• **What is asked**
Retype each line of the material exactly, please, skipping any picture in it.
▬▬▬▬▬▬
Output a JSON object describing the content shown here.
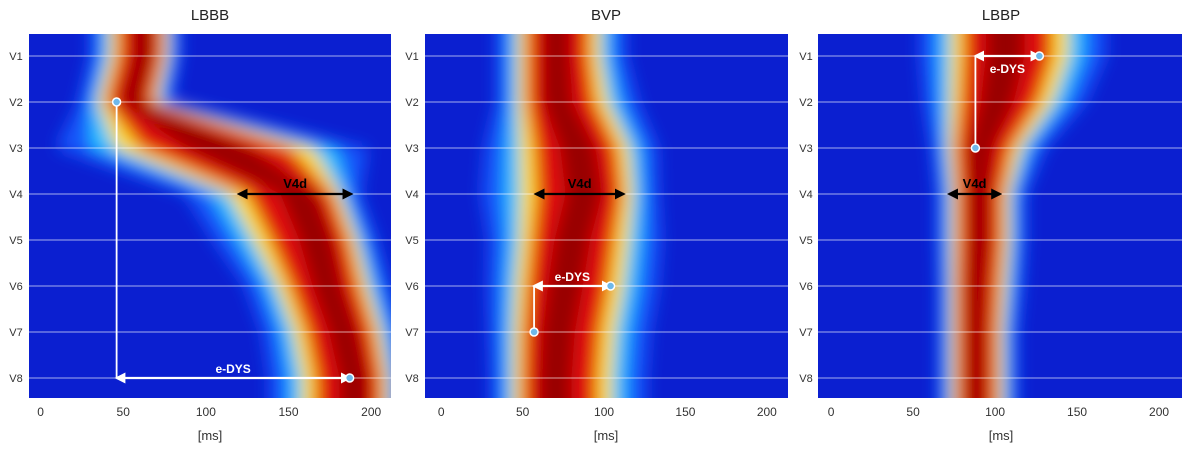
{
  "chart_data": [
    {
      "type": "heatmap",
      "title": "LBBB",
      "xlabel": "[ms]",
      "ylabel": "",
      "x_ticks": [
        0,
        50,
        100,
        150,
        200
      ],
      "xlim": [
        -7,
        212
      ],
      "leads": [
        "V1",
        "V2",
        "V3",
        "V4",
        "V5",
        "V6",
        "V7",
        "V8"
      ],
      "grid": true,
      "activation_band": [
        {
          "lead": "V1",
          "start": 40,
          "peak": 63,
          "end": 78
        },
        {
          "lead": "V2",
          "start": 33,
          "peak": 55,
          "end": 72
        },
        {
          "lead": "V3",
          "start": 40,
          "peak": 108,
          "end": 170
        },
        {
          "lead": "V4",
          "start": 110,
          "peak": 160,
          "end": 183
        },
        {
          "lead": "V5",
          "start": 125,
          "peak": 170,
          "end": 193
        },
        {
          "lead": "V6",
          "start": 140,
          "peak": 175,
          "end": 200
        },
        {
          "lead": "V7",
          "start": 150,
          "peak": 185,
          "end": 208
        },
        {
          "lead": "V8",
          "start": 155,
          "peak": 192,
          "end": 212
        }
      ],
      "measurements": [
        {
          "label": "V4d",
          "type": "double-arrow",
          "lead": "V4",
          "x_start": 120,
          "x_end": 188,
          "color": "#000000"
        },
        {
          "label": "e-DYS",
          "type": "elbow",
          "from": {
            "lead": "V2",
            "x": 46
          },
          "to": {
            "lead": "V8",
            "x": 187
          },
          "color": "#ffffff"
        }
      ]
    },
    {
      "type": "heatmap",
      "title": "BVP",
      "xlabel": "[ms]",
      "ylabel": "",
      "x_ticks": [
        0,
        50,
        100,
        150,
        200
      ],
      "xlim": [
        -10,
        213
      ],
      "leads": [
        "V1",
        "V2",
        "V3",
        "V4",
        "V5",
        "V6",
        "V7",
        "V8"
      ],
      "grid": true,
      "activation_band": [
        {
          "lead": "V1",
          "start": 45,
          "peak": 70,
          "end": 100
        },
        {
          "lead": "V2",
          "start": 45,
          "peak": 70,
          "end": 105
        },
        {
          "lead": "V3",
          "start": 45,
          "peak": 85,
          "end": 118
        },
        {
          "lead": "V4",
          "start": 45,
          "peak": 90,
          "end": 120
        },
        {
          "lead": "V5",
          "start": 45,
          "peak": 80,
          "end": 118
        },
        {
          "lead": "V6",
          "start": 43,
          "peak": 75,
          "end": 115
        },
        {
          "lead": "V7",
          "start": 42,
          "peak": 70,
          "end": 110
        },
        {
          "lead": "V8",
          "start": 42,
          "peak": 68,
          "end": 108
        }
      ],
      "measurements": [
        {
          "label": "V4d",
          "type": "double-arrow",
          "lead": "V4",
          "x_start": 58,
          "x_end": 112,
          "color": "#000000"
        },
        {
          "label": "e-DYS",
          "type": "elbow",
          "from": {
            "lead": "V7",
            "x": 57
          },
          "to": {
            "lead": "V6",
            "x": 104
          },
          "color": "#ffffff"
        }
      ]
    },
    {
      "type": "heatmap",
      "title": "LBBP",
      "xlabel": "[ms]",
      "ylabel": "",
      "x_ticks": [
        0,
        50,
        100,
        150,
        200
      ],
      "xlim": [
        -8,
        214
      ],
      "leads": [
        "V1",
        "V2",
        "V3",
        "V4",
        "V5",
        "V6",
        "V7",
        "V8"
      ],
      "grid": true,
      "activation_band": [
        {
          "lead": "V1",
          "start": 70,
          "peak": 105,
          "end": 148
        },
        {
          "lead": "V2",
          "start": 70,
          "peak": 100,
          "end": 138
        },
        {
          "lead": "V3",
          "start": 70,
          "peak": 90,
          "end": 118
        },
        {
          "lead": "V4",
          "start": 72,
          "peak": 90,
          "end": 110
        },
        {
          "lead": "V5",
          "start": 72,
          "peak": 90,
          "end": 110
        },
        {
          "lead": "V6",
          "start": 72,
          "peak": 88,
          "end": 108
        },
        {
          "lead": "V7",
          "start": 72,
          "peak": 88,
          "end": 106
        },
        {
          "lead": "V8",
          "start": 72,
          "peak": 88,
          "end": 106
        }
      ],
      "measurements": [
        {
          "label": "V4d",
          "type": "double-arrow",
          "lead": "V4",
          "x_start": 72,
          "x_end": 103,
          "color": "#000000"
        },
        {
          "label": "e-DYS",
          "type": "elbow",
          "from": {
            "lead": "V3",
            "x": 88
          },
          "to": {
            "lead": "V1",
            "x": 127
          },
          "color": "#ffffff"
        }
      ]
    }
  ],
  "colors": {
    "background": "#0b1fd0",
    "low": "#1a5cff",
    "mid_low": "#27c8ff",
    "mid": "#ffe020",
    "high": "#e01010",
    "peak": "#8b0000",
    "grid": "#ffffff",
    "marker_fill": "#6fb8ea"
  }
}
▬▬▬▬▬▬
• **The solution**
Output a JSON object describing the content shown here.
{
  "chart_data": [
    {
      "type": "heatmap",
      "title": "LBBB",
      "xlabel": "[ms]",
      "ylabel": "",
      "x_ticks": [
        0,
        50,
        100,
        150,
        200
      ],
      "xlim": [
        -7,
        212
      ],
      "leads": [
        "V1",
        "V2",
        "V3",
        "V4",
        "V5",
        "V6",
        "V7",
        "V8"
      ],
      "grid": true,
      "activation_band": [
        {
          "lead": "V1",
          "start": 40,
          "peak": 63,
          "end": 78
        },
        {
          "lead": "V2",
          "start": 33,
          "peak": 55,
          "end": 72
        },
        {
          "lead": "V3",
          "start": 40,
          "peak": 108,
          "end": 170
        },
        {
          "lead": "V4",
          "start": 110,
          "peak": 160,
          "end": 183
        },
        {
          "lead": "V5",
          "start": 125,
          "peak": 170,
          "end": 193
        },
        {
          "lead": "V6",
          "start": 140,
          "peak": 175,
          "end": 200
        },
        {
          "lead": "V7",
          "start": 150,
          "peak": 185,
          "end": 208
        },
        {
          "lead": "V8",
          "start": 155,
          "peak": 192,
          "end": 212
        }
      ],
      "measurements": [
        {
          "label": "V4d",
          "type": "double-arrow",
          "lead": "V4",
          "x_start": 120,
          "x_end": 188,
          "color": "#000000"
        },
        {
          "label": "e-DYS",
          "type": "elbow",
          "from": {
            "lead": "V2",
            "x": 46
          },
          "to": {
            "lead": "V8",
            "x": 187
          },
          "color": "#ffffff"
        }
      ]
    },
    {
      "type": "heatmap",
      "title": "BVP",
      "xlabel": "[ms]",
      "ylabel": "",
      "x_ticks": [
        0,
        50,
        100,
        150,
        200
      ],
      "xlim": [
        -10,
        213
      ],
      "leads": [
        "V1",
        "V2",
        "V3",
        "V4",
        "V5",
        "V6",
        "V7",
        "V8"
      ],
      "grid": true,
      "activation_band": [
        {
          "lead": "V1",
          "start": 45,
          "peak": 70,
          "end": 100
        },
        {
          "lead": "V2",
          "start": 45,
          "peak": 70,
          "end": 105
        },
        {
          "lead": "V3",
          "start": 45,
          "peak": 85,
          "end": 118
        },
        {
          "lead": "V4",
          "start": 45,
          "peak": 90,
          "end": 120
        },
        {
          "lead": "V5",
          "start": 45,
          "peak": 80,
          "end": 118
        },
        {
          "lead": "V6",
          "start": 43,
          "peak": 75,
          "end": 115
        },
        {
          "lead": "V7",
          "start": 42,
          "peak": 70,
          "end": 110
        },
        {
          "lead": "V8",
          "start": 42,
          "peak": 68,
          "end": 108
        }
      ],
      "measurements": [
        {
          "label": "V4d",
          "type": "double-arrow",
          "lead": "V4",
          "x_start": 58,
          "x_end": 112,
          "color": "#000000"
        },
        {
          "label": "e-DYS",
          "type": "elbow",
          "from": {
            "lead": "V7",
            "x": 57
          },
          "to": {
            "lead": "V6",
            "x": 104
          },
          "color": "#ffffff"
        }
      ]
    },
    {
      "type": "heatmap",
      "title": "LBBP",
      "xlabel": "[ms]",
      "ylabel": "",
      "x_ticks": [
        0,
        50,
        100,
        150,
        200
      ],
      "xlim": [
        -8,
        214
      ],
      "leads": [
        "V1",
        "V2",
        "V3",
        "V4",
        "V5",
        "V6",
        "V7",
        "V8"
      ],
      "grid": true,
      "activation_band": [
        {
          "lead": "V1",
          "start": 70,
          "peak": 105,
          "end": 148
        },
        {
          "lead": "V2",
          "start": 70,
          "peak": 100,
          "end": 138
        },
        {
          "lead": "V3",
          "start": 70,
          "peak": 90,
          "end": 118
        },
        {
          "lead": "V4",
          "start": 72,
          "peak": 90,
          "end": 110
        },
        {
          "lead": "V5",
          "start": 72,
          "peak": 90,
          "end": 110
        },
        {
          "lead": "V6",
          "start": 72,
          "peak": 88,
          "end": 108
        },
        {
          "lead": "V7",
          "start": 72,
          "peak": 88,
          "end": 106
        },
        {
          "lead": "V8",
          "start": 72,
          "peak": 88,
          "end": 106
        }
      ],
      "measurements": [
        {
          "label": "V4d",
          "type": "double-arrow",
          "lead": "V4",
          "x_start": 72,
          "x_end": 103,
          "color": "#000000"
        },
        {
          "label": "e-DYS",
          "type": "elbow",
          "from": {
            "lead": "V3",
            "x": 88
          },
          "to": {
            "lead": "V1",
            "x": 127
          },
          "color": "#ffffff"
        }
      ]
    }
  ],
  "colors": {
    "background": "#0b1fd0",
    "low": "#1a5cff",
    "mid_low": "#27c8ff",
    "mid": "#ffe020",
    "high": "#e01010",
    "peak": "#8b0000",
    "grid": "#ffffff",
    "marker_fill": "#6fb8ea"
  }
}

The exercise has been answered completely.